▶ [DATA ENTRIES]:
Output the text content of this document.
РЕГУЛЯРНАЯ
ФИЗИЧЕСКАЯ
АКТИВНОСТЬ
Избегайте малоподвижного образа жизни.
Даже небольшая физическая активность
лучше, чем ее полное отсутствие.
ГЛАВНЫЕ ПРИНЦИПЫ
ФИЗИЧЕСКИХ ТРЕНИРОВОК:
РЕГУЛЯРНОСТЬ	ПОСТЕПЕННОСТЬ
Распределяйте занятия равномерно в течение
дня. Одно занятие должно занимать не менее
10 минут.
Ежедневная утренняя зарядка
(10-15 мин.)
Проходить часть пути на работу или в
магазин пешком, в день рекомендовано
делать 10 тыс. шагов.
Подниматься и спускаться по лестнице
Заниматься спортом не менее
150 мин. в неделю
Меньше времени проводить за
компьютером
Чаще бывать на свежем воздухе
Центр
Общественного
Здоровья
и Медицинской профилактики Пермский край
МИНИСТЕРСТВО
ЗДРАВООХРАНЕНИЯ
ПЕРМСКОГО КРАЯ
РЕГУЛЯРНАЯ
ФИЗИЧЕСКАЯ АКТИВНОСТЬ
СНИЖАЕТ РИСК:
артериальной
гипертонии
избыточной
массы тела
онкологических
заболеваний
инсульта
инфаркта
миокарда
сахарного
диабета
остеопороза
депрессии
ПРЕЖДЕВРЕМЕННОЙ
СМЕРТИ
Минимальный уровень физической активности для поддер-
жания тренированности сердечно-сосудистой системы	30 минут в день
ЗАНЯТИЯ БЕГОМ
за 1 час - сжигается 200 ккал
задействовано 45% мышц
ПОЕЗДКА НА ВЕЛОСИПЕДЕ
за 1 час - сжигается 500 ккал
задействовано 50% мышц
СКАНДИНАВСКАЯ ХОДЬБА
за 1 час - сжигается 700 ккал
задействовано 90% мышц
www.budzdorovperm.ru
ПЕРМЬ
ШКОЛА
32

▶ [WORK REQUIRED]:
Return each line in the records that holds the string "менее".

▶ [TASK SOLUTION]:
дня. Одно занятие должно занимать не менее
Заниматься спортом не менее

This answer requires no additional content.